---------- Listed entries ----------

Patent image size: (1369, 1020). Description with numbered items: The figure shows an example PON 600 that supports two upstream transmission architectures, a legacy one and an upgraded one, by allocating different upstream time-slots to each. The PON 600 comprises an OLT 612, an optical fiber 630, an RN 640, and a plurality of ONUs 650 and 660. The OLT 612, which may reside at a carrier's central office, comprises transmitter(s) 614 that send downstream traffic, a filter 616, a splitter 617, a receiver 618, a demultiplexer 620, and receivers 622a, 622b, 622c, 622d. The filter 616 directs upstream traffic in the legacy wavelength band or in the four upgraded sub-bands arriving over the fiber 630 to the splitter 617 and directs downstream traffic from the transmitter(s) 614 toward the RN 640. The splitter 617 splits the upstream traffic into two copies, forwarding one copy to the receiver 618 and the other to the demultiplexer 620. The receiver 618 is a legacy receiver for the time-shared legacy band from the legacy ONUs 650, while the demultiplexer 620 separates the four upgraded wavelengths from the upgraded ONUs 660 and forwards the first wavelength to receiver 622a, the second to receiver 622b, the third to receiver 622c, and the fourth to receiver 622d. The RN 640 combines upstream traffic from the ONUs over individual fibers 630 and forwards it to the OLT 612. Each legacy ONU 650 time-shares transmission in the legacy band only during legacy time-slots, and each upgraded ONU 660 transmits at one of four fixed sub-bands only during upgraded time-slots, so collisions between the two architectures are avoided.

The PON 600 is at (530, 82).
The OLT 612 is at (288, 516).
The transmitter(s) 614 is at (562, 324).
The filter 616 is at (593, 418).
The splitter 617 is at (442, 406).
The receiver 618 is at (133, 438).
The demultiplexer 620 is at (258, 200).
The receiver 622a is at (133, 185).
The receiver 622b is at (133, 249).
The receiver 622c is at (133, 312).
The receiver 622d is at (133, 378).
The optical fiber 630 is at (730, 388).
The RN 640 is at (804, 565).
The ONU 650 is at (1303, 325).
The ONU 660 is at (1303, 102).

----------

▶ [Stated task]
Present every line from the start of the records through the line containing "The receiver 622a is at (133, 185).", inclusive, as a Markdown table with the columns No. and Text. Number each row and leave out any blank lines.

▶ [Result for this exercise]
| No. | Text |
|---|---|
| 1 | Patent image size: (1369, 1020). Description with numbered items: The figure shows an example PON 600 that supports two upstream transmission architectures, a legacy one and an upgraded one, by allocating different upstream time-slots to each. The PON 600 comprises an OLT 612, an optical fiber 630, an RN 640, and a plurality of ONUs 650 and 660. The OLT 612, which may reside at a carrier's central office, comprises transmitter(s) 614 that send downstream traffic, a filter 616, a splitter 617, a receiver 618, a demultiplexer 620, and receivers 622a, 622b, 622c, 622d. The filter 616 directs upstream traffic in the legacy wavelength band or in the four upgraded sub-bands arriving over the fiber 630 to the splitter 617 and directs downstream traffic from the transmitter(s) 614 toward the RN 640. The splitter 617 splits the upstream traffic into two copies, forwarding one copy to the receiver 618 and the other to the demultiplexer 620. The receiver 618 is a legacy receiver for the time-shared legacy band from the legacy ONUs 650, while the demultiplexer 620 separates the four upgraded wavelengths from the upgraded ONUs 660 and forwards the first wavelength to receiver 622a, the second to receiver 622b, the third to receiver 622c, and the fourth to receiver 622d. The RN 640 combines upstream traffic from the ONUs over individual fibers 630 and forwards it to the OLT 612. Each legacy ONU 650 time-shares transmission in the legacy band only during legacy time-slots, and each upgraded ONU 660 transmits at one of four fixed sub-bands only during upgraded time-slots, so collisions between the two architectures are avoided. |
| 2 | The PON 600 is at (530, 82). |
| 3 | The OLT 612 is at (288, 516). |
| 4 | The transmitter(s) 614 is at (562, 324). |
| 5 | The filter 616 is at (593, 418). |
| 6 | The splitter 617 is at (442, 406). |
| 7 | The receiver 618 is at (133, 438). |
| 8 | The demultiplexer 620 is at (258, 200). |
| 9 | The receiver 622a is at (133, 185). |